> [Request]
Identify each line in the records below that contains the string "receiver", and copy every such line in full.

> [Input rows]
───
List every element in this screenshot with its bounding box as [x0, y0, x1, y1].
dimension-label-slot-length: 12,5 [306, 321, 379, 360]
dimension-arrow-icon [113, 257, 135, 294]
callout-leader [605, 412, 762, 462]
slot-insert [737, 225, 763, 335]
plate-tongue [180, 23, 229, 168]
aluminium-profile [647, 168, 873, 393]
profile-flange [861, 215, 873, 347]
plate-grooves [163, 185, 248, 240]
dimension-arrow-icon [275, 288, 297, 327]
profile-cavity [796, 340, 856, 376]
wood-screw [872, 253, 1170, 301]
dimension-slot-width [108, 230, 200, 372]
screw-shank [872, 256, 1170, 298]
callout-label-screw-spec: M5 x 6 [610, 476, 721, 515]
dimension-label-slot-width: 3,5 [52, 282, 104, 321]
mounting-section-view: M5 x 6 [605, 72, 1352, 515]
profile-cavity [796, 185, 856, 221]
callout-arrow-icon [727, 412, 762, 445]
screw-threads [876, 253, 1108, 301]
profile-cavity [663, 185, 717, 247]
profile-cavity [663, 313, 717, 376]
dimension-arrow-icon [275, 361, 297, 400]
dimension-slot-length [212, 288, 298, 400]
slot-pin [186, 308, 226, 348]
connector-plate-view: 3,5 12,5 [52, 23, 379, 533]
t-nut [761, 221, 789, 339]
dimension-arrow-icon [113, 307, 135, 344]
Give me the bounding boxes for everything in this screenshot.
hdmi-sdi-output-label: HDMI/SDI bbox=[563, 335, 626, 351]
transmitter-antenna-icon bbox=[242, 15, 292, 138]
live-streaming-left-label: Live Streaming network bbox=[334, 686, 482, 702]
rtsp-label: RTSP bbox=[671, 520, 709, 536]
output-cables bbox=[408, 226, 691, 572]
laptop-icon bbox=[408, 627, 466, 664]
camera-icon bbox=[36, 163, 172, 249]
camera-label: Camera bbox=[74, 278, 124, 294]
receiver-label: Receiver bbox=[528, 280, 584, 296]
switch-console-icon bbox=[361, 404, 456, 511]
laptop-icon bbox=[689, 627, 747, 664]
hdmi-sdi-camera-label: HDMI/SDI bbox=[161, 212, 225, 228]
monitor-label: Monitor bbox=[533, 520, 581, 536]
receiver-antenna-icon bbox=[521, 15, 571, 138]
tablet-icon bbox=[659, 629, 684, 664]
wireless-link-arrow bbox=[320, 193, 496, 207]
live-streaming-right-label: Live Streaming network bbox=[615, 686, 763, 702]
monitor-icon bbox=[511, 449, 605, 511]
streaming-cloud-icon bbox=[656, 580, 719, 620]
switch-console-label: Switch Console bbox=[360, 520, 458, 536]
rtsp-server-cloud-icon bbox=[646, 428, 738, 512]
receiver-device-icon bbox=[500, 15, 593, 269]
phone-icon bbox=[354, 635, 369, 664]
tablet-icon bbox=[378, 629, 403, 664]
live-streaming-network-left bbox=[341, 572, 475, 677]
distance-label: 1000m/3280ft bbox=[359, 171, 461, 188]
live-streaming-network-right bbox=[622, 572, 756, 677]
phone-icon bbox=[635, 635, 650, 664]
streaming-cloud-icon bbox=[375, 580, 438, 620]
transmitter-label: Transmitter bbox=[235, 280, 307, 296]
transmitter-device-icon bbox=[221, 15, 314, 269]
───
> [Written answer]
receiver-label: Receiver bbox=[528, 280, 584, 296]
receiver-antenna-icon bbox=[521, 15, 571, 138]
receiver-device-icon bbox=[500, 15, 593, 269]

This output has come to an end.